=== Short exercise ===
Copy the material below word for word, from its first line through the line containing "cell-pole — [649, 508, 677, 523]".

─── Data ───

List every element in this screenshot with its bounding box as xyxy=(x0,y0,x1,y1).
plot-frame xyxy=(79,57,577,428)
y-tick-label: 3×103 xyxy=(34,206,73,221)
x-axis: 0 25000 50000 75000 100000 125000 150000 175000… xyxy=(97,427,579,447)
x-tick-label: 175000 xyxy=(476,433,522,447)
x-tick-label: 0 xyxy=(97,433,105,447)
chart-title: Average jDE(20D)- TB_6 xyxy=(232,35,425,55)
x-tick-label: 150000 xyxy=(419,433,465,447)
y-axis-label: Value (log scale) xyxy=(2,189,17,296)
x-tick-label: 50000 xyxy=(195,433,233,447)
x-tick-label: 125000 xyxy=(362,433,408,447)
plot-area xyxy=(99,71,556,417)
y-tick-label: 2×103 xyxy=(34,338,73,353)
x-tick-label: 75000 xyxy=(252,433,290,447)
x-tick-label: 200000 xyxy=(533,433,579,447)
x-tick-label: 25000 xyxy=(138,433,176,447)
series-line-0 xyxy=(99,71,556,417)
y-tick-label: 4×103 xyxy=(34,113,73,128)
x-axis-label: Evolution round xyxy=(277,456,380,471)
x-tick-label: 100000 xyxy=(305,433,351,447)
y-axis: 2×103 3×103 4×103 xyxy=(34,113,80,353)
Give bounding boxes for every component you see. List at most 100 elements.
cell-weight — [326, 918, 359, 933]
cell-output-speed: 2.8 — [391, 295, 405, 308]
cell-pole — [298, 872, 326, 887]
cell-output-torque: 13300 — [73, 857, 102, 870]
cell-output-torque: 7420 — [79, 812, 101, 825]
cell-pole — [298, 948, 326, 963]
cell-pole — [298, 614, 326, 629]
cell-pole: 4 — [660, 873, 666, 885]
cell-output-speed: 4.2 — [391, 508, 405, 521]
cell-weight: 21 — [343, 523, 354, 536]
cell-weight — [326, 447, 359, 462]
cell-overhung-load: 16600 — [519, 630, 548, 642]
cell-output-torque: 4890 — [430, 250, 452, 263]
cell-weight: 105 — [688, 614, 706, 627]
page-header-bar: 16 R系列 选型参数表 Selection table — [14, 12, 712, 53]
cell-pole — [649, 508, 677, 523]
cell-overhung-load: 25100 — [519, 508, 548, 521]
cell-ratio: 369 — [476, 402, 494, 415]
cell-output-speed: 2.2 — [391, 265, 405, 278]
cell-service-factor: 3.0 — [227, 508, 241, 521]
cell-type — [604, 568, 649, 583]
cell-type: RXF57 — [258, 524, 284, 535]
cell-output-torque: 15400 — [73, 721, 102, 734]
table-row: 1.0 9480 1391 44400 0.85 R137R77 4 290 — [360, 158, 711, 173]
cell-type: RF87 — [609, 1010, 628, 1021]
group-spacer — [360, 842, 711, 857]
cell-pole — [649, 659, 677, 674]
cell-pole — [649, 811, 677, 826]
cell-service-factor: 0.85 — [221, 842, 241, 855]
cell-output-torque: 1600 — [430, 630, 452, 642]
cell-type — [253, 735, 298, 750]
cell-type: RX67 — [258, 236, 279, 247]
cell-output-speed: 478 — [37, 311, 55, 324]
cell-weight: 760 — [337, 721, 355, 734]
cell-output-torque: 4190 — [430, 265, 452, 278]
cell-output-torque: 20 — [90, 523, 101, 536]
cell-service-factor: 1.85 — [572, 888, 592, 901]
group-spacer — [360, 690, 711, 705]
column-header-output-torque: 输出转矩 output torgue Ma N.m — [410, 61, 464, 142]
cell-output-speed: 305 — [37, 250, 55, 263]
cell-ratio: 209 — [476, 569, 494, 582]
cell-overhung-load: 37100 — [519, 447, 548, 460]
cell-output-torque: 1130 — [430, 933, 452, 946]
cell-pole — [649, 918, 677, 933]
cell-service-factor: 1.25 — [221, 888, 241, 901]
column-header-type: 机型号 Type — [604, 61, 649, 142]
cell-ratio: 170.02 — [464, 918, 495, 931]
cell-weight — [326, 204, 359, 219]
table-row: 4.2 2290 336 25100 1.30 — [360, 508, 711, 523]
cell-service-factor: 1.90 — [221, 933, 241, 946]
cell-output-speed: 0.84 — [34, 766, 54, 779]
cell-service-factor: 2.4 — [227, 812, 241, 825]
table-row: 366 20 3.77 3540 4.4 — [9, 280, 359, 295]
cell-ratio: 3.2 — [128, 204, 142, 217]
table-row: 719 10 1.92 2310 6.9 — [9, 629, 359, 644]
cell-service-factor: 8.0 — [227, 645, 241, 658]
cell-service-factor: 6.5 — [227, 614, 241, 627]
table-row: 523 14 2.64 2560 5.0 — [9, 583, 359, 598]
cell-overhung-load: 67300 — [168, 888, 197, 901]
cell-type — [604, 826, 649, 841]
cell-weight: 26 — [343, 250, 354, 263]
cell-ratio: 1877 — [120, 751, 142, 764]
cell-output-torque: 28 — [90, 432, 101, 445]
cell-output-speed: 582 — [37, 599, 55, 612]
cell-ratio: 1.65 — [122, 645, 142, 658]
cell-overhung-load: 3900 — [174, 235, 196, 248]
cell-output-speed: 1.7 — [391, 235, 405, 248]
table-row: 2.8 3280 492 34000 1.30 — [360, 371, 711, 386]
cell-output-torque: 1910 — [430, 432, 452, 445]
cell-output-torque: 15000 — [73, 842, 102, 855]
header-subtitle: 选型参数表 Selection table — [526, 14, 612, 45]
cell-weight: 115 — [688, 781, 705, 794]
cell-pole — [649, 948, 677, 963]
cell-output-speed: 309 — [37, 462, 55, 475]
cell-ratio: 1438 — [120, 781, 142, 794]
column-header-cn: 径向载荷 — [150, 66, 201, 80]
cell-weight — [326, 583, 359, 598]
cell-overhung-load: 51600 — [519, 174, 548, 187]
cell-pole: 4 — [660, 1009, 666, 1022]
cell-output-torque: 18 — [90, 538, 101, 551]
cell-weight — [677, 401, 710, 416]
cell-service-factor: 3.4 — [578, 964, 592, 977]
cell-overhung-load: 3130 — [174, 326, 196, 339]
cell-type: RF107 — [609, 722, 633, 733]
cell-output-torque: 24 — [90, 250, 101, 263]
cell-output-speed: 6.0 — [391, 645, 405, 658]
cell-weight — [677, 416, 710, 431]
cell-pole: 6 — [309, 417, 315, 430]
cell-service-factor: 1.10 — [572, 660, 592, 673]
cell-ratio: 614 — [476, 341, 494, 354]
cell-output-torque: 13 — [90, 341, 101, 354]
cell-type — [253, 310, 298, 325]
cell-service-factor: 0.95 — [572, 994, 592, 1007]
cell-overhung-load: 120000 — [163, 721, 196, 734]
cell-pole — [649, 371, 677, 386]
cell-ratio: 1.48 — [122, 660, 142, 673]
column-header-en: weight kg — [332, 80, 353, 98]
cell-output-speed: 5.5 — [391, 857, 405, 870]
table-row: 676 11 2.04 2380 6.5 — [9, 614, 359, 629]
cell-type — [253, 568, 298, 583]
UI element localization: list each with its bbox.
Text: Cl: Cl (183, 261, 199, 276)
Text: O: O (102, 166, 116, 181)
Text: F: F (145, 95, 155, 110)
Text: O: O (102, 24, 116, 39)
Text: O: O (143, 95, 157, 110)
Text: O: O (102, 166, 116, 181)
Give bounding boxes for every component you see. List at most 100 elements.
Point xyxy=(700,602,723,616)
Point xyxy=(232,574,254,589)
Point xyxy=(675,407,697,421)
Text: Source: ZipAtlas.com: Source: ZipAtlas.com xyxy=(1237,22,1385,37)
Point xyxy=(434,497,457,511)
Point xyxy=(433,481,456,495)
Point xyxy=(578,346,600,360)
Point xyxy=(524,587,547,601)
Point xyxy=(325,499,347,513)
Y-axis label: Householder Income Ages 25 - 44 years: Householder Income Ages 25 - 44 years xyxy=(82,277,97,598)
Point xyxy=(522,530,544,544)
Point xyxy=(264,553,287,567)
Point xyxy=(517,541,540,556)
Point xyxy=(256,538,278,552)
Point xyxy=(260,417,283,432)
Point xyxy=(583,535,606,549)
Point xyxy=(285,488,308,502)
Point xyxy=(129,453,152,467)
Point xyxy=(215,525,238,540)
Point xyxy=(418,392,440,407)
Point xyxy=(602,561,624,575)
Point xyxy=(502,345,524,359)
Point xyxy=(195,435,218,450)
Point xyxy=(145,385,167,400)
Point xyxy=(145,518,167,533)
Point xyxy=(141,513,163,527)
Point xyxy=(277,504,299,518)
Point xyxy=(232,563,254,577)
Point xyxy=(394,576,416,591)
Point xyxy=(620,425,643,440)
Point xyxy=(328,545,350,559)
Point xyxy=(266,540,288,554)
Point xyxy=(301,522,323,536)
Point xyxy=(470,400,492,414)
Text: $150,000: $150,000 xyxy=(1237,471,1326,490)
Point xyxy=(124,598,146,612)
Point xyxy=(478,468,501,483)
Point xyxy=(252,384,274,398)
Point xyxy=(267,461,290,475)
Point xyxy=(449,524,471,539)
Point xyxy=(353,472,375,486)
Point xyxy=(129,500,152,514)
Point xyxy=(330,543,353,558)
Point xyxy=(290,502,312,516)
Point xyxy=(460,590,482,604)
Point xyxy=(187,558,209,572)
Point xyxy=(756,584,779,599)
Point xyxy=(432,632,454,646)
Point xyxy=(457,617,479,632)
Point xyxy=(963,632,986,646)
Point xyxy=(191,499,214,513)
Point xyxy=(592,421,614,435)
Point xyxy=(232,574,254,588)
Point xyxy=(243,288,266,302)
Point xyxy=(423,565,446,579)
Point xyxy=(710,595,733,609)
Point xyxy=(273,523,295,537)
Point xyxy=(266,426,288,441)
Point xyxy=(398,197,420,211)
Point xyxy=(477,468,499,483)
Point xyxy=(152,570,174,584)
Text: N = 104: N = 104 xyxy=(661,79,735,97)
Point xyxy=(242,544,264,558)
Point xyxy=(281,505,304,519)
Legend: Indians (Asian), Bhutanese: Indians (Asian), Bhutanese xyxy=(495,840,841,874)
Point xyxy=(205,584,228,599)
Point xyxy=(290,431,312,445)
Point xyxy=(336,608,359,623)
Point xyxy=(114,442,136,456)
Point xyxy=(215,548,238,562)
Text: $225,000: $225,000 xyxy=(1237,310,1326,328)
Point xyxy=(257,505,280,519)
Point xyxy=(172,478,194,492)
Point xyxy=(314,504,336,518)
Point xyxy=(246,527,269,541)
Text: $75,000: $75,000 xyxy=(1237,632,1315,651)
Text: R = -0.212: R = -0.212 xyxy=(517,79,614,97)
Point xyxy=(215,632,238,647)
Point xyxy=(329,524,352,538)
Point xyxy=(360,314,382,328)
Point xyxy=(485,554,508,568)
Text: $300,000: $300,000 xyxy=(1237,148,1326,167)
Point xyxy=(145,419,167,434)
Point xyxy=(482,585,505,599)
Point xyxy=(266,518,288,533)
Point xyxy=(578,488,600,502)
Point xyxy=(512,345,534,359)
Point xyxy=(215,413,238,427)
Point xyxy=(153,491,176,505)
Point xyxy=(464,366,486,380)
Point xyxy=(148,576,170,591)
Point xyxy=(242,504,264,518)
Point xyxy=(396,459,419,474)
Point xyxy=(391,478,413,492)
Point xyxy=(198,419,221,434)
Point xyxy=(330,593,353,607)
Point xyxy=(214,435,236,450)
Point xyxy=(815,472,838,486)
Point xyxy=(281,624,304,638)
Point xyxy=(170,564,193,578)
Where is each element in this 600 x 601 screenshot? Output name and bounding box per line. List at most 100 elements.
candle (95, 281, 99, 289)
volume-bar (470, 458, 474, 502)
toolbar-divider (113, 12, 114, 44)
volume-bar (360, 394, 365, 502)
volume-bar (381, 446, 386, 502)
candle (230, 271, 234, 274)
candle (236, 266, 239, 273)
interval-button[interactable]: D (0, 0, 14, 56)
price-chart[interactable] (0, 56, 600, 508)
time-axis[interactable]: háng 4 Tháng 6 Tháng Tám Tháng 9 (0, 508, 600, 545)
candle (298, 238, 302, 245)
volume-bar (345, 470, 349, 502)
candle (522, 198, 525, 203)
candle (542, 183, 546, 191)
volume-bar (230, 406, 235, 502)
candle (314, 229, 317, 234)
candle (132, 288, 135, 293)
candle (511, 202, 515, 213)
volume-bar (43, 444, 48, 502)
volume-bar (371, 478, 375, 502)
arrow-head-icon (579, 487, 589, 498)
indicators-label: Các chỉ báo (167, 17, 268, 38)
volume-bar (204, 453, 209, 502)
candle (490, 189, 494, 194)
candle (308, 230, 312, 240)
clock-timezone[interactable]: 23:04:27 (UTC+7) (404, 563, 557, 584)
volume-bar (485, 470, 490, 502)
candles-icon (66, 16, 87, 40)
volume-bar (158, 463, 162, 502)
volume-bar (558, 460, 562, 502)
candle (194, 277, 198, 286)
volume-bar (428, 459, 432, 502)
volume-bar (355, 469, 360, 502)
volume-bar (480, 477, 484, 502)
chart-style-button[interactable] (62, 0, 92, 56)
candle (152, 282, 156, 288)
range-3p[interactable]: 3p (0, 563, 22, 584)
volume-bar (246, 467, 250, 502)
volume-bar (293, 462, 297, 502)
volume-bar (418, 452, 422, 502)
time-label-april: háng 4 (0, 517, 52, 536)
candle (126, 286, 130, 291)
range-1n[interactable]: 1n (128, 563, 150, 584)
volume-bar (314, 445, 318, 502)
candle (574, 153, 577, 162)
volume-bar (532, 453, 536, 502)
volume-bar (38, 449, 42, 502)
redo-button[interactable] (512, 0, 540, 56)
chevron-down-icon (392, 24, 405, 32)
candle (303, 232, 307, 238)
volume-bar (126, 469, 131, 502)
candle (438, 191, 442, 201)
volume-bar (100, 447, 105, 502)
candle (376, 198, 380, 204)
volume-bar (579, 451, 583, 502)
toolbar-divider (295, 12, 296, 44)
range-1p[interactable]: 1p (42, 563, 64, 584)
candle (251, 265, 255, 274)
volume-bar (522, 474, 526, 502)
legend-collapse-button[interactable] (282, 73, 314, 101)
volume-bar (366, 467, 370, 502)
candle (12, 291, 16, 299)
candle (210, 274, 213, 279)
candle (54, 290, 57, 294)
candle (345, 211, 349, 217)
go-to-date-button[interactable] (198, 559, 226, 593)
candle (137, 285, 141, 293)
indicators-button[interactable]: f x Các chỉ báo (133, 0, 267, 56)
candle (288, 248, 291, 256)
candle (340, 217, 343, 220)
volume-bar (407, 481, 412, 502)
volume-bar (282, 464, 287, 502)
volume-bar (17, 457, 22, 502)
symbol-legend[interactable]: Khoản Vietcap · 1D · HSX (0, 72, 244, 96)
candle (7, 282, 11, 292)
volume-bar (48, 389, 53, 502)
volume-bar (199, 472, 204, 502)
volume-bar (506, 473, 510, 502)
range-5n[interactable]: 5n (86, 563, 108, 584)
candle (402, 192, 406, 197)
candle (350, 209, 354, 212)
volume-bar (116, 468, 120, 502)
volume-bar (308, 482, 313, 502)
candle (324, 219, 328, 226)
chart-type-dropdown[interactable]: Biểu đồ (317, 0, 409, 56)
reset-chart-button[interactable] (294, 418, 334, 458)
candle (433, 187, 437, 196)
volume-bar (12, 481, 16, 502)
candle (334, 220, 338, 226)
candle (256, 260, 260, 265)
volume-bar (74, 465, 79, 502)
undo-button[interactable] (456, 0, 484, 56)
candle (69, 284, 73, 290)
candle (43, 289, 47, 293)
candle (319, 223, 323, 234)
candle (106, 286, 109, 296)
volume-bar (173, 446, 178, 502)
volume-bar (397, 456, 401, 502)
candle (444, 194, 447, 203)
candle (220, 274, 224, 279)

───

=== Output for this exercise ===
List every element in this screenshot with its bounding box as xyxy=(x0,y0,x1,y1).
plot-frame xyxy=(79,57,577,428)
y-tick-label: 3×103 xyxy=(34,206,73,221)
x-axis: 0 25000 50000 75000 100000 125000 150000 175000… xyxy=(97,427,579,447)
x-tick-label: 175000 xyxy=(476,433,522,447)
x-tick-label: 0 xyxy=(97,433,105,447)
chart-title: Average jDE(20D)- TB_6 xyxy=(232,35,425,55)
x-tick-label: 150000 xyxy=(419,433,465,447)
y-axis-label: Value (log scale) xyxy=(2,189,17,296)
x-tick-label: 50000 xyxy=(195,433,233,447)
x-tick-label: 125000 xyxy=(362,433,408,447)
plot-area xyxy=(99,71,556,417)
y-tick-label: 2×103 xyxy=(34,338,73,353)
x-tick-label: 75000 xyxy=(252,433,290,447)
x-tick-label: 200000 xyxy=(533,433,579,447)
x-tick-label: 25000 xyxy=(138,433,176,447)
series-line-0 xyxy=(99,71,556,417)
y-tick-label: 4×103 xyxy=(34,113,73,128)
x-axis-label: Evolution round xyxy=(277,456,380,471)
x-tick-label: 100000 xyxy=(305,433,351,447)
y-axis: 2×103 3×103 4×103 xyxy=(34,113,80,353)
Give bounding boxes for every component you see. List at most 100 elements.
cell-weight — [326, 918, 359, 933]
cell-output-speed: 2.8 — [391, 295, 405, 308]
cell-pole — [298, 872, 326, 887]
cell-output-torque: 13300 — [73, 857, 102, 870]
cell-output-torque: 7420 — [79, 812, 101, 825]
cell-pole — [298, 948, 326, 963]
cell-pole — [298, 614, 326, 629]
cell-pole: 4 — [660, 873, 666, 885]
cell-output-speed: 4.2 — [391, 508, 405, 521]
cell-weight: 21 — [343, 523, 354, 536]
cell-weight — [326, 447, 359, 462]
cell-overhung-load: 16600 — [519, 630, 548, 642]
cell-output-torque: 4890 — [430, 250, 452, 263]
cell-weight: 105 — [688, 614, 706, 627]
page-header-bar: 16 R系列 选型参数表 Selection table — [14, 12, 712, 53]
cell-pole — [649, 508, 677, 523]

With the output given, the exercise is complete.